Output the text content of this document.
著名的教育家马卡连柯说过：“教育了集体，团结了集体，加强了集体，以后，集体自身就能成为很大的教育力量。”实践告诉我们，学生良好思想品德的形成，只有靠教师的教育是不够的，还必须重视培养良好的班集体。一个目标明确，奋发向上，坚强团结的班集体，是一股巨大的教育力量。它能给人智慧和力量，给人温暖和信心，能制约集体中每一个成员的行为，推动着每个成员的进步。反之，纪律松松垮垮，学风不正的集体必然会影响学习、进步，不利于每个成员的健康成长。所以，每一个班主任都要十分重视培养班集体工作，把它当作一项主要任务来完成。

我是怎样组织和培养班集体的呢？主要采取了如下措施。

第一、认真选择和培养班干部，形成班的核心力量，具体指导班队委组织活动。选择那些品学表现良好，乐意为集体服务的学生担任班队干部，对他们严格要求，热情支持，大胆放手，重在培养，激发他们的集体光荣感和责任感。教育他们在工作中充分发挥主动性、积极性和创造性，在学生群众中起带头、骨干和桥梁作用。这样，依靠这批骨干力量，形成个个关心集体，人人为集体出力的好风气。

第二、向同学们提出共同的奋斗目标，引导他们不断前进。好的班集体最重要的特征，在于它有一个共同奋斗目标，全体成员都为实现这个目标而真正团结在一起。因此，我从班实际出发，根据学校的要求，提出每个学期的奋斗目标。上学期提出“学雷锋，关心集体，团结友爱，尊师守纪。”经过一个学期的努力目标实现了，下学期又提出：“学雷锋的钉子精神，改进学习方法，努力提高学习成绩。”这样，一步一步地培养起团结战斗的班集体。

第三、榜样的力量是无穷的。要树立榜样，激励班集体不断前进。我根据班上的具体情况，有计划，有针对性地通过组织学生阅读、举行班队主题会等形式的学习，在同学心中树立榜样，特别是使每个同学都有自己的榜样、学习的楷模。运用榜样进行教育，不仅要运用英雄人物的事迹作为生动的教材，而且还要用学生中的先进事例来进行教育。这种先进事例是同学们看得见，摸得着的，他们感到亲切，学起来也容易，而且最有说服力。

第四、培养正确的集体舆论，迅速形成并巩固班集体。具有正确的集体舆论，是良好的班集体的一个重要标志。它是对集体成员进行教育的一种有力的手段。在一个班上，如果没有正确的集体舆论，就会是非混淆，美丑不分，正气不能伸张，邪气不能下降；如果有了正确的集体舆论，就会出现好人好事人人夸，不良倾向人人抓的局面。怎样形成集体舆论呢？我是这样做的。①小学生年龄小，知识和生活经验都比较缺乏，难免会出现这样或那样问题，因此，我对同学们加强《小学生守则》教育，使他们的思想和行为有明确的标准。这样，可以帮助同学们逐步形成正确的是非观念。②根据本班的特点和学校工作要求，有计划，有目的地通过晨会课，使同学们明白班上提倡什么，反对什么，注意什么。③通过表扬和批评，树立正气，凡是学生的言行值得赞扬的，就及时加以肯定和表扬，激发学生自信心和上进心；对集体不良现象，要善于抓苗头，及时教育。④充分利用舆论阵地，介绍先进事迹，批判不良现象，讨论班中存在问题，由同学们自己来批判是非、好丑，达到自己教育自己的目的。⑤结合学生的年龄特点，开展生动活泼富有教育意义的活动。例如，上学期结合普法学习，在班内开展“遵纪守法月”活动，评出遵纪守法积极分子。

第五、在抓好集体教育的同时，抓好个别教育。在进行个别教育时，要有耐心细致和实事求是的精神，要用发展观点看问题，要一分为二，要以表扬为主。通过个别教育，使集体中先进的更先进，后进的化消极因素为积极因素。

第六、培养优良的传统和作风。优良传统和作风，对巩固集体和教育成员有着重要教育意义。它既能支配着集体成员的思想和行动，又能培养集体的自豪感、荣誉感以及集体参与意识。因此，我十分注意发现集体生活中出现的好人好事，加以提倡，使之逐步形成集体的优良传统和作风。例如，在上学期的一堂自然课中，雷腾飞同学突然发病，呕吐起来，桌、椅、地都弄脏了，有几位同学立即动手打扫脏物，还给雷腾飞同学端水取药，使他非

-- EXERCISE DIRECTIONS --
Extract every record. Keep wording exact.

-- ANSWER IN FULL --
Output the text content of this document.
著名的教育家马卡连柯说过：“教育了集体，团结了集体，加强了集体，以后，集体自身就能成为很大的教育力量。”实践告诉我们，学生良好思想品德的形成，只有靠教师的教育是不够的，还必须重视培养良好的班集体。一个目标明确，奋发向上，坚强团结的班集体，是一股巨大的教育力量。它能给人智慧和力量，给人温暖和信心，能制约集体中每一个成员的行为，推动着每个成员的进步。反之，纪律松松垮垮，学风不正的集体必然会影响学习、进步，不利于每个成员的健康成长。所以，每一个班主任都要十分重视培养班集体工作，把它当作一项主要任务来完成。

我是怎样组织和培养班集体的呢？主要采取了如下措施。

第一、认真选择和培养班干部，形成班的核心力量，具体指导班队委组织活动。选择那些品学表现良好，乐意为集体服务的学生担任班队干部，对他们严格要求，热情支持，大胆放手，重在培养，激发他们的集体光荣感和责任感。教育他们在工作中充分发挥主动性、积极性和创造性，在学生群众中起带头、骨干和桥梁作用。这样，依靠这批骨干力量，形成个个关心集体，人人为集体出力的好风气。

第二、向同学们提出共同的奋斗目标，引导他们不断前进。好的班集体最重要的特征，在于它有一个共同奋斗目标，全体成员都为实现这个目标而真正团结在一起。因此，我从班实际出发，根据学校的要求，提出每个学期的奋斗目标。上学期提出“学雷锋，关心集体，团结友爱，尊师守纪。”经过一个学期的努力目标实现了，下学期又提出：“学雷锋的钉子精神，改进学习方法，努力提高学习成绩。”这样，一步一步地培养起团结战斗的班集体。

第三、榜样的力量是无穷的。要树立榜样，激励班集体不断前进。我根据班上的具体情况，有计划，有针对性地通过组织学生阅读、举行班队主题会等形式的学习，在同学心中树立榜样，特别是使每个同学都有自己的榜样、学习的楷模。运用榜样进行教育，不仅要运用英雄人物的事迹作为生动的教材，而且还要用学生中的先进事例来进行教育。这种先进事例是同学们看得见，摸得着的，他们感到亲切，学起来也容易，而且最有说服力。

第四、培养正确的集体舆论，迅速形成并巩固班集体。具有正确的集体舆论，是良好的班集体的一个重要标志。它是对集体成员进行教育的一种有力的手段。在一个班上，如果没有正确的集体舆论，就会是非混淆，美丑不分，正气不能伸张，邪气不能下降；如果有了正确的集体舆论，就会出现好人好事人人夸，不良倾向人人抓的局面。怎样形成集体舆论呢？我是这样做的。①小学生年龄小，知识和生活经验都比较缺乏，难免会出现这样或那样问题，因此，我对同学们加强《小学生守则》教育，使他们的思想和行为有明确的标准。这样，可以帮助同学们逐步形成正确的是非观念。②根据本班的特点和学校工作要求，有计划，有目的地通过晨会课，使同学们明白班上提倡什么，反对什么，注意什么。③通过表扬和批评，树立正气，凡是学生的言行值得赞扬的，就及时加以肯定和表扬，激发学生自信心和上进心；对集体不良现象，要善于抓苗头，及时教育。④充分利用舆论阵地，介绍先进事迹，批判不良现象，讨论班中存在问题，由同学们自己来批判是非、好丑，达到自己教育自己的目的。⑤结合学生的年龄特点，开展生动活泼富有教育意义的活动。例如，上学期结合普法学习，在班内开展“遵纪守法月”活动，评出遵纪守法积极分子。

第五、在抓好集体教育的同时，抓好个别教育。在进行个别教育时，要有耐心细致和实事求是的精神，要用发展观点看问题，要一分为二，要以表扬为主。通过个别教育，使集体中先进的更先进，后进的化消极因素为积极因素。

第六、培养优良的传统和作风。优良传统和作风，对巩固集体和教育成员有着重要教育意义。它既能支配着集体成员的思想和行动，又能培养集体的自豪感、荣誉感以及集体参与意识。因此，我十分注意发现集体生活中出现的好人好事，加以提倡，使之逐步形成集体的优良传统和作风。例如，在上学期的一堂自然课中，雷腾飞同学突然发病，呕吐起来，桌、椅、地都弄脏了，有几位同学立即动手打扫脏物，还给雷腾飞同学端水取药，使他非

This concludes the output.